__GIVEN PROBLEM__
Return every line below as is, leaving out the pictures.

[Saved entries]
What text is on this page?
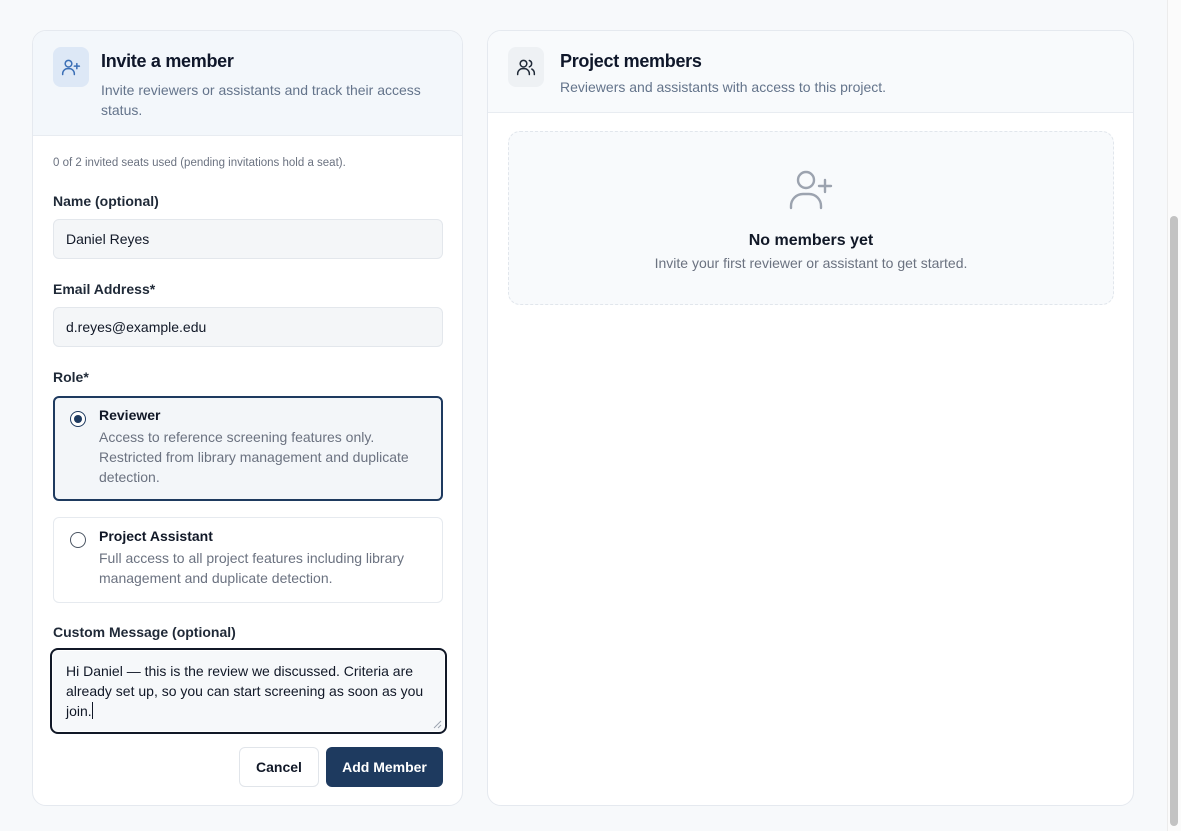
Invite a member
Invite reviewers or assistants and track their access status.
0 of 2 invited seats used (pending invitations hold a seat).
Name (optional)
Daniel Reyes
Email Address*
d.reyes@example.edu
Role*
Reviewer
Access to reference screening features only. Restricted from library management and duplicate detection.
Project Assistant
Full access to all project features including library management and duplicate detection.
Custom Message (optional)
Hi Daniel — this is the review we discussed. Criteria are already set up, so you can start screening as soon as you join.
Cancel	Add Member
Project members
Reviewers and assistants with access to this project.
No members yet
Invite your first reviewer or assistant to get started.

__RESPONSE TO THIS TASK__
What text is on this page?
Invite a member
Invite reviewers or assistants and track their access status.
0 of 2 invited seats used (pending invitations hold a seat).
Name (optional)
Daniel Reyes
Email Address*
d.reyes@example.edu
Role*
Reviewer
Access to reference screening features only. Restricted from library management and duplicate detection.
Project Assistant
Full access to all project features including library management and duplicate detection.
Custom Message (optional)
Hi Daniel — this is the review we discussed. Criteria are already set up, so you can start screening as soon as you join.
Cancel	Add Member
Project members
Reviewers and assistants with access to this project.
No members yet
Invite your first reviewer or assistant to get started.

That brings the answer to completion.